* Reading passage
════════════════

CannibalKiller said:


> surely you must be a -core kid. Nightmare is easily A7x's best album, and tbh Escape the Fate blows.



I only heard Avenged Sevenfold for the first time three weeks ago through my drummer. Listening through their albums, it's pretty obvious Nightmare is watered down commercial stuff compared with the delirious madness of the previous two discs. 

Worst I've bought probably Taproot- Gift, which had no redeeming features for me, or Divine Aeternum which I picked up in a bargain bucket in Hungary.


----------



## HeHasTheJazzHands (Jun 22, 2012)

Goro923 said:


> Am I the only one who hates this album? I can't be. I bought this because everybody said it was the shit. And boy oh boy, was it ever.



I'd have to agree with you. That album is pretty overrated, IMO. 

*Flameshield on* I'm glad that they got the new singer and went more towards the heavier stuff again.  All they need is a damn rhythm guitarist.


----------



## ramses (Jun 22, 2012)

*Vertú*

Richie Kotzen + jazz-rock fusion heavyweights ... I was expecting it to be an amazing production when it came out; but, I was barely able to finish listening to it once. I tried to give it to another musician friend, as a gift, but he told me that he had already bought it and then given it away.


----------



## Floppystrings (Jun 22, 2012)

I like that Sepultura album, but the previous one was a bit more raw.

They went from sounding like early Morbid Angel, to sounding like Slayer, and then Korn.

I bet they have lots of fans that are like, wtf, play thrash again.


----------



## HeHasTheJazzHands (Jun 22, 2012)

Floppystrings said:


> I bet they have lots of fans that are like, wtf, play thrash again.



You mean something like this?


----------



## Floppystrings (Jun 22, 2012)

HeHasTheJazzHands said:


> You mean something like this?




Close, but a little more like this:





It sounds pretty old school, because it is haha.


----------



## ZEBOV (Jun 22, 2012)

Korn - See You on the Other Side.


----------



## HeHasTheJazzHands (Jun 22, 2012)

I know, I was trying to imply that they were trying to get a bit heavier with their newer stuff.


----------



## Floppystrings (Jun 22, 2012)

HeHasTheJazzHands said:


> I know, I was trying to imply that they were trying to get a bit heavier with their newer stuff.



It has some thrashy parts, it just seems to gentle.

I kinda wish they would go back to the roots thing, and do a more melodic heavy thing but in the vein of jent or heavy guitars.

Oh well, the band isn't the same anymore obviously.


----------



## BornToLooze (Jun 22, 2012)

════════════════

* Set tasks
A – For each statement about the forum thread, answer yes or no and quote the words of the thread that decide it: (i) CannibalKiller first heard Avenged Sevenfold through a drummer three weeks earlier; (ii) ramses listened to the Vertú album many times; (iii) CannibalKiller picked up Divine Aeternum in a bargain bucket in Germany.
B – Copy the forum thread word for word from "## ramses (Jun" to "given it away.".
The records come from a separate source.

* Rows
════════════════

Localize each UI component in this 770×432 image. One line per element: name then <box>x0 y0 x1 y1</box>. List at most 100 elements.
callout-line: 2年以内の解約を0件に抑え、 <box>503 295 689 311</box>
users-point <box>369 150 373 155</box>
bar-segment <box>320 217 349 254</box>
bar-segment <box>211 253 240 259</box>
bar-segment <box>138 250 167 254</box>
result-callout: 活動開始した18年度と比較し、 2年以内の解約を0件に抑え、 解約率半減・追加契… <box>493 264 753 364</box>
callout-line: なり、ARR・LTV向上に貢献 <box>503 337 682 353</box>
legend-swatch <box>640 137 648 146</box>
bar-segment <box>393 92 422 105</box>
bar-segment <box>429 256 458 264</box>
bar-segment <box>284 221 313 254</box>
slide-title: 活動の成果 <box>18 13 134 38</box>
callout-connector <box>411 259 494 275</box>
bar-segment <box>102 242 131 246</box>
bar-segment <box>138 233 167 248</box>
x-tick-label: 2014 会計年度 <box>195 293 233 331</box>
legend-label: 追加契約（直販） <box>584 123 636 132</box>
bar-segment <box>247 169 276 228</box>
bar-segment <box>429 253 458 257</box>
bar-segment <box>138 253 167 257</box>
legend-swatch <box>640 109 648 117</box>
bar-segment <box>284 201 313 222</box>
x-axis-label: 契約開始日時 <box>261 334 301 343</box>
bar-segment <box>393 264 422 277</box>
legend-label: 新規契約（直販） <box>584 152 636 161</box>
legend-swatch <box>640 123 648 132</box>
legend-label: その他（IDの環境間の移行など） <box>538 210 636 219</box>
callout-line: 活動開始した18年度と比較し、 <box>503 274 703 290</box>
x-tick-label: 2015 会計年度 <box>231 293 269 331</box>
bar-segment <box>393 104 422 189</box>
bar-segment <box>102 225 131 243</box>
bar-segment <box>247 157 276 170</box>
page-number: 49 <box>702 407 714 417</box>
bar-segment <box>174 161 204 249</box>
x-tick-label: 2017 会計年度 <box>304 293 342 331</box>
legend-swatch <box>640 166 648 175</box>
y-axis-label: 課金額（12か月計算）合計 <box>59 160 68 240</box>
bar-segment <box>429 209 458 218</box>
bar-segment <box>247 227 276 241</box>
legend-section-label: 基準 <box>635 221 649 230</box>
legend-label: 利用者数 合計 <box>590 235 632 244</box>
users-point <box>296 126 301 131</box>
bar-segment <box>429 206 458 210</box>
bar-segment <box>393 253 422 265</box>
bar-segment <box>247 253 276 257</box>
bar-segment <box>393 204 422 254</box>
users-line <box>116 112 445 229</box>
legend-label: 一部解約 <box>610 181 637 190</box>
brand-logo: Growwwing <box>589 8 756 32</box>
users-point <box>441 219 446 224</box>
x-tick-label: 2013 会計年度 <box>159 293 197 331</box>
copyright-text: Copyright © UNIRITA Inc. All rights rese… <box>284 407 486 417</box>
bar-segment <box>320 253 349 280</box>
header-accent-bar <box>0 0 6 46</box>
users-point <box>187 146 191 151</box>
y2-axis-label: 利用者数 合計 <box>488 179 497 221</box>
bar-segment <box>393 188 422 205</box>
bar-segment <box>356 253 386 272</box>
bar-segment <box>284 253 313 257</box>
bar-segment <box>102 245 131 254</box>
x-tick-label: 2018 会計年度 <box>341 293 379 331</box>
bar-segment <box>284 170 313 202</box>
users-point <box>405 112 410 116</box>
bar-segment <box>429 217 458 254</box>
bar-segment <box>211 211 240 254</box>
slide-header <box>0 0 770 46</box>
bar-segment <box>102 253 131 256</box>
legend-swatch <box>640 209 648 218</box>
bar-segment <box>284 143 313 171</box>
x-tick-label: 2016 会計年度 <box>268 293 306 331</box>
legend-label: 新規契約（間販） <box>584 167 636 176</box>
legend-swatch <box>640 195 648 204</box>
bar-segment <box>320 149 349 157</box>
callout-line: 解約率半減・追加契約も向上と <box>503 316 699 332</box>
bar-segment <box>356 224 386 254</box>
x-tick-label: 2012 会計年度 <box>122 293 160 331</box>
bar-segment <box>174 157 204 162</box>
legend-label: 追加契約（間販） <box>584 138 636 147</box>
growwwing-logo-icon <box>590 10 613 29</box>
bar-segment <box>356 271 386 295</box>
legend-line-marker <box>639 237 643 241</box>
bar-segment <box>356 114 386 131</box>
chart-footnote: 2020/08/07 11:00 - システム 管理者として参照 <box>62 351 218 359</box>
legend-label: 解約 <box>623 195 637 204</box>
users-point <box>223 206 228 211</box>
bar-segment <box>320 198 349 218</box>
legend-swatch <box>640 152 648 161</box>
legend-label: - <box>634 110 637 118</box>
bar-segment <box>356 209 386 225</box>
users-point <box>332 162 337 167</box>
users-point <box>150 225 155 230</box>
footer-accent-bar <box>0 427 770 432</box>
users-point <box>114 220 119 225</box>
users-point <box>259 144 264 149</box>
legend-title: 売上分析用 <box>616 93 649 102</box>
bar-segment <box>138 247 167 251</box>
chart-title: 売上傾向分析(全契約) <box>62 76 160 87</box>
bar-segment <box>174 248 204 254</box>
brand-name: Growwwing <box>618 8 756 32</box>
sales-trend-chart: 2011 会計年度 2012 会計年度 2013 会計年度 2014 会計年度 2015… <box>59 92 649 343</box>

════════════════

* Exercise solutions
A –
(i) Yes: "I only heard Avenged Sevenfold for the first time three weeks ago through my drummer."
(ii) No: "I was barely able to finish listening to it once."
(iii) No: "Divine Aeternum which I picked up in a bargain bucket in Hungary."

B –
## ramses (Jun 22, 2012)

*Vertú*

Richie Kotzen + jazz-rock fusion heavyweights ... I was expecting it to be an amazing production when it came out; but, I was barely able to finish listening to it once. I tried to give it to another musician friend, as a gift, but he told me that he had already bought it and then given it away.